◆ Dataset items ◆
--------
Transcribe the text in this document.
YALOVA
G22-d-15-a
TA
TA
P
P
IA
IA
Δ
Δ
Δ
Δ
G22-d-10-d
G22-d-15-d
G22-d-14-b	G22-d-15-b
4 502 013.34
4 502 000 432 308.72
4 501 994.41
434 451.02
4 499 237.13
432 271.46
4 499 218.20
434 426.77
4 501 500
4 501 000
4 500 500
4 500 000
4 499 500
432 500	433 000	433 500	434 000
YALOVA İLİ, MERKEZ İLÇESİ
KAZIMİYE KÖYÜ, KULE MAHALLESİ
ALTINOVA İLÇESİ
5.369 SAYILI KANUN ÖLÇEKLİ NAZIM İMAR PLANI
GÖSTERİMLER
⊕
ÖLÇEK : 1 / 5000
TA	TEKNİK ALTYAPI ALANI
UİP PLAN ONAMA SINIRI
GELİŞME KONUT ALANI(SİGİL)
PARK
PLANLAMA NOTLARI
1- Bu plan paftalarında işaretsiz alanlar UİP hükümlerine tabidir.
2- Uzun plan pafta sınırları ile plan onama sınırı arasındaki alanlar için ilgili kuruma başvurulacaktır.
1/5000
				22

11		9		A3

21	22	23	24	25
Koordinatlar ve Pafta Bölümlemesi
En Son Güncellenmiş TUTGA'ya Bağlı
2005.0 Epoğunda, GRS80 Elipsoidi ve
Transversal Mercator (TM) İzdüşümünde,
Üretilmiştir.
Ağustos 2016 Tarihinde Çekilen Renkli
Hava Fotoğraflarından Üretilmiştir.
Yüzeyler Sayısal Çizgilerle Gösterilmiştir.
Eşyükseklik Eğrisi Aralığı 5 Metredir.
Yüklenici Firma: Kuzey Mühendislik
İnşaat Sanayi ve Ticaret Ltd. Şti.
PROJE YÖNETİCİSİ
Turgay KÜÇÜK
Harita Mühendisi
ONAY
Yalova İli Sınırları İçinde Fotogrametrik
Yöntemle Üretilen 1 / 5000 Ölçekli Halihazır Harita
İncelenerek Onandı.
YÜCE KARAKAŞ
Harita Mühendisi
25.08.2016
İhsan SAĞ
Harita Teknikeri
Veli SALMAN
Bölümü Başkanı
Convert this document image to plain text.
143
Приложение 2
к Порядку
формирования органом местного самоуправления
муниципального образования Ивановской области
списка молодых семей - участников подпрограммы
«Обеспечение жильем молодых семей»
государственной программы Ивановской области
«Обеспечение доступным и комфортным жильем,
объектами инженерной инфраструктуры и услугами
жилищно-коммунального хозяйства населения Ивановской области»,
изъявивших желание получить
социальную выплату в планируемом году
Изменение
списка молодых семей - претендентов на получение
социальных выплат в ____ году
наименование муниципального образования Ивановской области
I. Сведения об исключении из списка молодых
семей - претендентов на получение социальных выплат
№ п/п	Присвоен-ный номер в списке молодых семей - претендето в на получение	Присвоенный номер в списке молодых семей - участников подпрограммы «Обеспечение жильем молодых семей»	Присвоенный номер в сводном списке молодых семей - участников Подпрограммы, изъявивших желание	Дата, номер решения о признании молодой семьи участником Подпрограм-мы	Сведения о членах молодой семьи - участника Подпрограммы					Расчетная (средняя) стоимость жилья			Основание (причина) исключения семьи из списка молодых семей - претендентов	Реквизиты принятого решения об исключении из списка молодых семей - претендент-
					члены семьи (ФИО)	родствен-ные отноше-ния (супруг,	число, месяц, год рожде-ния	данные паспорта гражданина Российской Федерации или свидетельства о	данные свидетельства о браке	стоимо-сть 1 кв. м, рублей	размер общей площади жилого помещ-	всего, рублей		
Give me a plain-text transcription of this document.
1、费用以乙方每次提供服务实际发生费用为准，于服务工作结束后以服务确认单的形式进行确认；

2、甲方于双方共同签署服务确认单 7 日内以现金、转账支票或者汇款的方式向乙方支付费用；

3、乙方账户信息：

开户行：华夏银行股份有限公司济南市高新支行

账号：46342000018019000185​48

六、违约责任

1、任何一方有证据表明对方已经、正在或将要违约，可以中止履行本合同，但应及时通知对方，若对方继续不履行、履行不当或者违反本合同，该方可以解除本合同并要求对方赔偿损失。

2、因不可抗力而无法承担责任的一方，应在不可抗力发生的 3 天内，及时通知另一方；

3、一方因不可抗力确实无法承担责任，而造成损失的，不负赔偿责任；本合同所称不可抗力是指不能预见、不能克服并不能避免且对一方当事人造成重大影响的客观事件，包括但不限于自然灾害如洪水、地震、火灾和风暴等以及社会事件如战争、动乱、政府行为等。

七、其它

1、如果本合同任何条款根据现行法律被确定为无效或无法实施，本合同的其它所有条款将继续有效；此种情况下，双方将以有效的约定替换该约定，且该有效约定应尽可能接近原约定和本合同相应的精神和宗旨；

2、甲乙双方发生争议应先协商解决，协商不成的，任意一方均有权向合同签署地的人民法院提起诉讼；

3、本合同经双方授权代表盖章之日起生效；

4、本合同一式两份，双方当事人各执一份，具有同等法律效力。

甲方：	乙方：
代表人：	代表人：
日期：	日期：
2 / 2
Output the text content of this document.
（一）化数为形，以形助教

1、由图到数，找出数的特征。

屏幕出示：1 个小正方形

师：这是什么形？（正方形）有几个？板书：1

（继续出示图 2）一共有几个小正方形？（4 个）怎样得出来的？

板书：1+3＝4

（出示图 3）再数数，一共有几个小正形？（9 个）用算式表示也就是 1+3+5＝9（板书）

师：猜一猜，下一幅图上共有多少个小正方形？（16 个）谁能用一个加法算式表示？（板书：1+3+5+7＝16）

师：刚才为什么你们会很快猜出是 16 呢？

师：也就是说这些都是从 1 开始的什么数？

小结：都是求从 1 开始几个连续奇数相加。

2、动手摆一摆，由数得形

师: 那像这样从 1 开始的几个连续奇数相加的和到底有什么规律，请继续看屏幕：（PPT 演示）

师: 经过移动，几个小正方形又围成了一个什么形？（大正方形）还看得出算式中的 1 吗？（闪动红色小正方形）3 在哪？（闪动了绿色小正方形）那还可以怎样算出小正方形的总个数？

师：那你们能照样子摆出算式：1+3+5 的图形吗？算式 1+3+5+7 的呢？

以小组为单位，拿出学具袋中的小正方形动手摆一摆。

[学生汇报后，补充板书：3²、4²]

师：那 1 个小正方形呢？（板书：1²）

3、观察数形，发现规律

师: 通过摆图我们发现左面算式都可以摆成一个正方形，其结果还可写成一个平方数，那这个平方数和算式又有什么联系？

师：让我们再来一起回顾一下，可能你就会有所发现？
--------
◆ WRITTEN PROBLEM ◆
Restate all of the entries exactly, please.

◆ COMPLETED TASK ◆
Transcribe the text in this document.
YALOVA
G22-d-15-a
TA
TA
P
P
IA
IA
Δ
Δ
Δ
Δ
G22-d-10-d
G22-d-15-d
G22-d-14-b	G22-d-15-b
4 502 013.34
4 502 000 432 308.72
4 501 994.41
434 451.02
4 499 237.13
432 271.46
4 499 218.20
434 426.77
4 501 500
4 501 000
4 500 500
4 500 000
4 499 500
432 500	433 000	433 500	434 000
YALOVA İLİ, MERKEZ İLÇESİ
KAZIMİYE KÖYÜ, KULE MAHALLESİ
ALTINOVA İLÇESİ
5.369 SAYILI KANUN ÖLÇEKLİ NAZIM İMAR PLANI
GÖSTERİMLER
⊕
ÖLÇEK : 1 / 5000
TA	TEKNİK ALTYAPI ALANI
UİP PLAN ONAMA SINIRI
GELİŞME KONUT ALANI(SİGİL)
PARK
PLANLAMA NOTLARI
1- Bu plan paftalarında işaretsiz alanlar UİP hükümlerine tabidir.
2- Uzun plan pafta sınırları ile plan onama sınırı arasındaki alanlar için ilgili kuruma başvurulacaktır.
1/5000
				22

11		9		A3

21	22	23	24	25
Koordinatlar ve Pafta Bölümlemesi
En Son Güncellenmiş TUTGA'ya Bağlı
2005.0 Epoğunda, GRS80 Elipsoidi ve
Transversal Mercator (TM) İzdüşümünde,
Üretilmiştir.
Ağustos 2016 Tarihinde Çekilen Renkli
Hava Fotoğraflarından Üretilmiştir.
Yüzeyler Sayısal Çizgilerle Gösterilmiştir.
Eşyükseklik Eğrisi Aralığı 5 Metredir.
Yüklenici Firma: Kuzey Mühendislik
İnşaat Sanayi ve Ticaret Ltd. Şti.
PROJE YÖNETİCİSİ
Turgay KÜÇÜK
Harita Mühendisi
ONAY
Yalova İli Sınırları İçinde Fotogrametrik
Yöntemle Üretilen 1 / 5000 Ölçekli Halihazır Harita
İncelenerek Onandı.
YÜCE KARAKAŞ
Harita Mühendisi
25.08.2016
İhsan SAĞ
Harita Teknikeri
Veli SALMAN
Bölümü Başkanı
Convert this document image to plain text.
143
Приложение 2
к Порядку
формирования органом местного самоуправления
муниципального образования Ивановской области
списка молодых семей - участников подпрограммы
«Обеспечение жильем молодых семей»
государственной программы Ивановской области
«Обеспечение доступным и комфортным жильем,
объектами инженерной инфраструктуры и услугами
жилищно-коммунального хозяйства населения Ивановской области»,
изъявивших желание получить
социальную выплату в планируемом году
Изменение
списка молодых семей - претендентов на получение
социальных выплат в ____ году
наименование муниципального образования Ивановской области
I. Сведения об исключении из списка молодых
семей - претендентов на получение социальных выплат
№ п/п	Присвоен-ный номер в списке молодых семей - претендето в на получение	Присвоенный номер в списке молодых семей - участников подпрограммы «Обеспечение жильем молодых семей»	Присвоенный номер в сводном списке молодых семей - участников Подпрограммы, изъявивших желание	Дата, номер решения о признании молодой семьи участником Подпрограм-мы	Сведения о членах молодой семьи - участника Подпрограммы					Расчетная (средняя) стоимость жилья			Основание (причина) исключения семьи из списка молодых семей - претендентов	Реквизиты принятого решения об исключении из списка молодых семей - претендент-
					члены семьи (ФИО)	родствен-ные отноше-ния (супруг,	число, месяц, год рожде-ния	данные паспорта гражданина Российской Федерации или свидетельства о	данные свидетельства о браке	стоимо-сть 1 кв. м, рублей	размер общей площади жилого помещ-	всего, рублей		
Give me a plain-text transcription of this document.
1、费用以乙方每次提供服务实际发生费用为准，于服务工作结束后以服务确认单的形式进行确认；

2、甲方于双方共同签署服务确认单 7 日内以现金、转账支票或者汇款的方式向乙方支付费用；

3、乙方账户信息：

开户行：华夏银行股份有限公司济南市高新支行

账号：46342000018019000185​48

六、违约责任

1、任何一方有证据表明对方已经、正在或将要违约，可以中止履行本合同，但应及时通知对方，若对方继续不履行、履行不当或者违反本合同，该方可以解除本合同并要求对方赔偿损失。

2、因不可抗力而无法承担责任的一方，应在不可抗力发生的 3 天内，及时通知另一方；

3、一方因不可抗力确实无法承担责任，而造成损失的，不负赔偿责任；本合同所称不可抗力是指不能预见、不能克服并不能避免且对一方当事人造成重大影响的客观事件，包括但不限于自然灾害如洪水、地震、火灾和风暴等以及社会事件如战争、动乱、政府行为等。

七、其它

1、如果本合同任何条款根据现行法律被确定为无效或无法实施，本合同的其它所有条款将继续有效；此种情况下，双方将以有效的约定替换该约定，且该有效约定应尽可能接近原约定和本合同相应的精神和宗旨；

2、甲乙双方发生争议应先协商解决，协商不成的，任意一方均有权向合同签署地的人民法院提起诉讼；

3、本合同经双方授权代表盖章之日起生效；

4、本合同一式两份，双方当事人各执一份，具有同等法律效力。

甲方：	乙方：
代表人：	代表人：
日期：	日期：
2 / 2
Output the text content of this document.
（一）化数为形，以形助教

1、由图到数，找出数的特征。

屏幕出示：1 个小正方形

师：这是什么形？（正方形）有几个？板书：1

（继续出示图 2）一共有几个小正方形？（4 个）怎样得出来的？

板书：1+3＝4

（出示图 3）再数数，一共有几个小正形？（9 个）用算式表示也就是 1+3+5＝9（板书）

师：猜一猜，下一幅图上共有多少个小正方形？（16 个）谁能用一个加法算式表示？（板书：1+3+5+7＝16）

师：刚才为什么你们会很快猜出是 16 呢？

师：也就是说这些都是从 1 开始的什么数？

小结：都是求从 1 开始几个连续奇数相加。

2、动手摆一摆，由数得形

师: 那像这样从 1 开始的几个连续奇数相加的和到底有什么规律，请继续看屏幕：（PPT 演示）

师: 经过移动，几个小正方形又围成了一个什么形？（大正方形）还看得出算式中的 1 吗？（闪动红色小正方形）3 在哪？（闪动了绿色小正方形）那还可以怎样算出小正方形的总个数？

师：那你们能照样子摆出算式：1+3+5 的图形吗？算式 1+3+5+7 的呢？

以小组为单位，拿出学具袋中的小正方形动手摆一摆。

[学生汇报后，补充板书：3²、4²]

师：那 1 个小正方形呢？（板书：1²）

3、观察数形，发现规律

师: 通过摆图我们发现左面算式都可以摆成一个正方形，其结果还可写成一个平方数，那这个平方数和算式又有什么联系？

师：让我们再来一起回顾一下，可能你就会有所发现？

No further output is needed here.